§ **Short exercise**
Print all the records exactly, please.

§ **Recorded information**
[start]

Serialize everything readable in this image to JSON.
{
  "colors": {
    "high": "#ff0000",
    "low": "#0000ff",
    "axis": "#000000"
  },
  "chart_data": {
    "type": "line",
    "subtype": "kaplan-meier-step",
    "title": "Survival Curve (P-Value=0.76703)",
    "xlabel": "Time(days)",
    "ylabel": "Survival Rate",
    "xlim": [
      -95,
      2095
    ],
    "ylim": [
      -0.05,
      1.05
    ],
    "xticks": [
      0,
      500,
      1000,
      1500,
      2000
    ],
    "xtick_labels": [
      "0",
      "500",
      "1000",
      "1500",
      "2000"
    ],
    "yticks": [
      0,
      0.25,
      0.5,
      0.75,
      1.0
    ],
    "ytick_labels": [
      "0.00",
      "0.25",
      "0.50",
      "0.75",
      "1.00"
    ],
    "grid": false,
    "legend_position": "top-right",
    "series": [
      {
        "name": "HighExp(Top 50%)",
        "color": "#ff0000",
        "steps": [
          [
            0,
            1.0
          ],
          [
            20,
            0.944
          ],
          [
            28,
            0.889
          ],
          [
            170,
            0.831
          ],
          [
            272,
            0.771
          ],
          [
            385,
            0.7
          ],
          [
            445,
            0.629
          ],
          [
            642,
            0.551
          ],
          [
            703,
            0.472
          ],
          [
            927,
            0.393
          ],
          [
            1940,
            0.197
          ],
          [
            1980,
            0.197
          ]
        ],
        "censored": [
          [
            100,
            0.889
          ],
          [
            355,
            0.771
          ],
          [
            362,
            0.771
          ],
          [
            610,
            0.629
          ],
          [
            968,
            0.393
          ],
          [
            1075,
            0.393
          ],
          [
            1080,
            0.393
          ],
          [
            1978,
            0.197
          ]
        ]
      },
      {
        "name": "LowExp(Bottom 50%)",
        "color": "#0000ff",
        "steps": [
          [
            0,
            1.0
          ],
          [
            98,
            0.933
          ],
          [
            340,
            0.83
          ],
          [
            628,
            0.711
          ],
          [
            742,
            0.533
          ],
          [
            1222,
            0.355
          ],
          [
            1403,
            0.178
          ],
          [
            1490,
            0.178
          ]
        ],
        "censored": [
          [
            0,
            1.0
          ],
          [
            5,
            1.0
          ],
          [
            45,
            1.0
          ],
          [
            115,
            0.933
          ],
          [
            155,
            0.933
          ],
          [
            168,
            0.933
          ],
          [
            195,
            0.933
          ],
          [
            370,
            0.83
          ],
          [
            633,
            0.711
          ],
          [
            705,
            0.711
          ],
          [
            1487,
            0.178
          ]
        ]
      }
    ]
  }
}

[end]

§ **Task answer**
Serialize everything readable in this image to JSON.
{
  "colors": {
    "high": "#ff0000",
    "low": "#0000ff",
    "axis": "#000000"
  },
  "chart_data": {
    "type": "line",
    "subtype": "kaplan-meier-step",
    "title": "Survival Curve (P-Value=0.76703)",
    "xlabel": "Time(days)",
    "ylabel": "Survival Rate",
    "xlim": [
      -95,
      2095
    ],
    "ylim": [
      -0.05,
      1.05
    ],
    "xticks": [
      0,
      500,
      1000,
      1500,
      2000
    ],
    "xtick_labels": [
      "0",
      "500",
      "1000",
      "1500",
      "2000"
    ],
    "yticks": [
      0,
      0.25,
      0.5,
      0.75,
      1.0
    ],
    "ytick_labels": [
      "0.00",
      "0.25",
      "0.50",
      "0.75",
      "1.00"
    ],
    "grid": false,
    "legend_position": "top-right",
    "series": [
      {
        "name": "HighExp(Top 50%)",
        "color": "#ff0000",
        "steps": [
          [
            0,
            1.0
          ],
          [
            20,
            0.944
          ],
          [
            28,
            0.889
          ],
          [
            170,
            0.831
          ],
          [
            272,
            0.771
          ],
          [
            385,
            0.7
          ],
          [
            445,
            0.629
          ],
          [
            642,
            0.551
          ],
          [
            703,
            0.472
          ],
          [
            927,
            0.393
          ],
          [
            1940,
            0.197
          ],
          [
            1980,
            0.197
          ]
        ],
        "censored": [
          [
            100,
            0.889
          ],
          [
            355,
            0.771
          ],
          [
            362,
            0.771
          ],
          [
            610,
            0.629
          ],
          [
            968,
            0.393
          ],
          [
            1075,
            0.393
          ],
          [
            1080,
            0.393
          ],
          [
            1978,
            0.197
          ]
        ]
      },
      {
        "name": "LowExp(Bottom 50%)",
        "color": "#0000ff",
        "steps": [
          [
            0,
            1.0
          ],
          [
            98,
            0.933
          ],
          [
            340,
            0.83
          ],
          [
            628,
            0.711
          ],
          [
            742,
            0.533
          ],
          [
            1222,
            0.355
          ],
          [
            1403,
            0.178
          ],
          [
            1490,
            0.178
          ]
        ],
        "censored": [
          [
            0,
            1.0
          ],
          [
            5,
            1.0
          ],
          [
            45,
            1.0
          ],
          [
            115,
            0.933
          ],
          [
            155,
            0.933
          ],
          [
            168,
            0.933
          ],
          [
            195,
            0.933
          ],
          [
            370,
            0.83
          ],
          [
            633,
            0.711
          ],
          [
            705,
            0.711
          ],
          [
            1487,
            0.178
          ]
        ]
      }
    ]
  }
}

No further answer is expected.